Short problem → Copy every line of the data that contains the string "header".

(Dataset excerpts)
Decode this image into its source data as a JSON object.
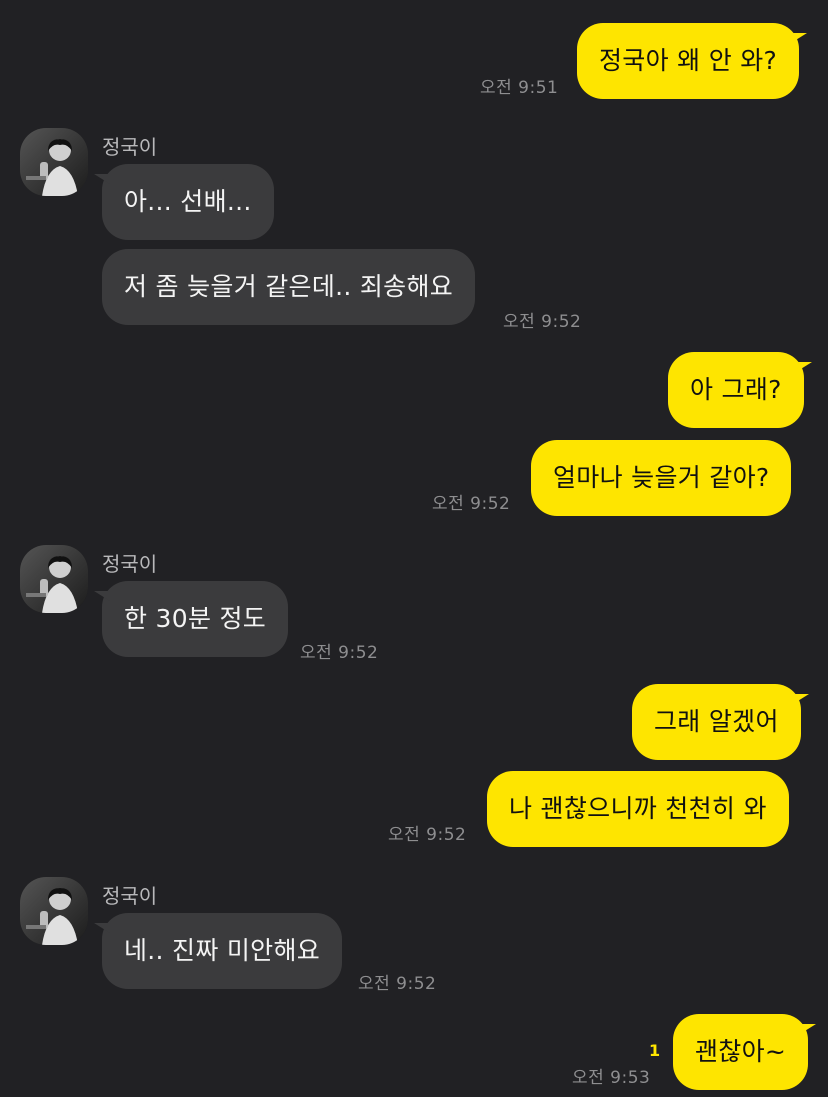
{
  "chat": {
    "messages": [
      {
        "from": "me",
        "text": "정국아 왜 안 와?",
        "time": "오전 9:51"
      },
      {
        "from": "contact",
        "sender": "정국이",
        "lines": [
          "아... 선배...",
          "저 좀 늦을거 같은데.. 죄송해요"
        ],
        "time": "오전 9:52"
      },
      {
        "from": "me",
        "lines": [
          "아 그래?",
          "얼마나 늦을거 같아?"
        ],
        "time": "오전 9:52"
      },
      {
        "from": "contact",
        "sender": "정국이",
        "text": "한 30분 정도",
        "time": "오전 9:52"
      },
      {
        "from": "me",
        "lines": [
          "그래 알겠어",
          "나 괜찮으니까 천천히 와"
        ],
        "time": "오전 9:52"
      },
      {
        "from": "contact",
        "sender": "정국이",
        "text": "네.. 진짜 미안해요",
        "time": "오전 9:52"
      },
      {
        "from": "me",
        "text": "괜찮아~",
        "time": "오전 9:53",
        "unread": "1"
      }
    ]
  },
  "colors": {
    "background": "#212124",
    "outgoing_bubble": "#fee500",
    "incoming_bubble": "#3b3b3d",
    "timestamp": "#8e8e90",
    "unread_badge": "#fee500"
  },
  "icons": {
    "avatar": "profile-photo-icon"
  }
}
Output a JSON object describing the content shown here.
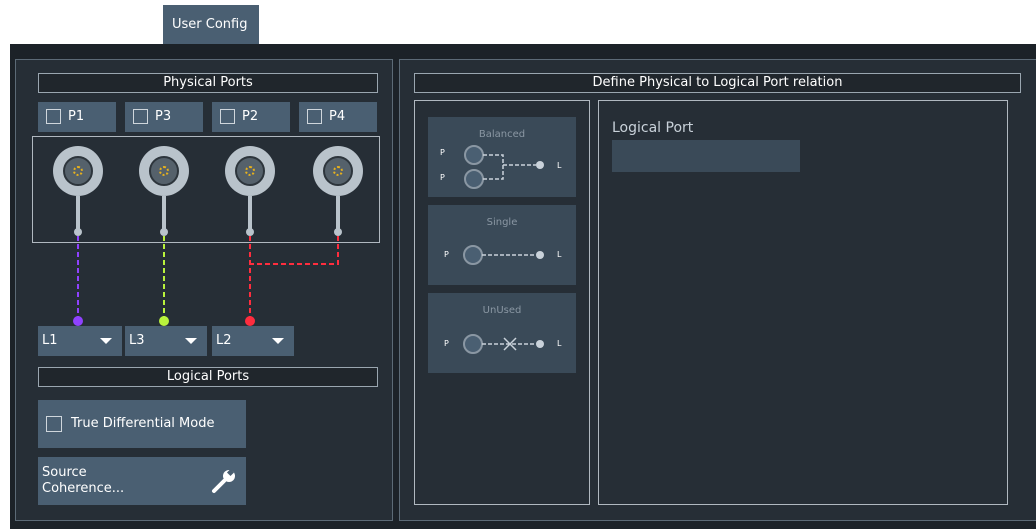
{
  "tabs": [
    {
      "label": "User Config"
    }
  ],
  "physical": {
    "header": "Physical Ports",
    "ports": [
      {
        "label": "P1",
        "checked": false
      },
      {
        "label": "P3",
        "checked": false
      },
      {
        "label": "P2",
        "checked": false
      },
      {
        "label": "P4",
        "checked": false
      }
    ],
    "line_colors": [
      "#8f42ff",
      "#b9f23c",
      "#ff2d3e",
      "#ff2d3e"
    ]
  },
  "logical": {
    "header": "Logical Ports",
    "dropdowns": [
      {
        "value": "L1"
      },
      {
        "value": "L3"
      },
      {
        "value": "L2"
      }
    ],
    "true_diff": {
      "label": "True Differential Mode",
      "checked": false
    },
    "source_coherence": {
      "line1": "Source",
      "line2": "Coherence...",
      "icon": "wrench-icon"
    }
  },
  "relation": {
    "header": "Define Physical to Logical Port relation",
    "options": [
      {
        "title": "Balanced",
        "p": "P",
        "l": "L"
      },
      {
        "title": "Single",
        "p": "P",
        "l": "L"
      },
      {
        "title": "UnUsed",
        "p": "P",
        "l": "L"
      }
    ],
    "logical_port_label": "Logical Port",
    "logical_port_value": ""
  },
  "colors": {
    "button": "#4a5f72",
    "panel": "#262e36",
    "background": "#1c2228",
    "connector_core": "#e8b21c"
  }
}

Answer for this exercise →
    "header": "Physical Ports",
    "header": "Logical Ports",
    "header": "Define Physical to Logical Port relation",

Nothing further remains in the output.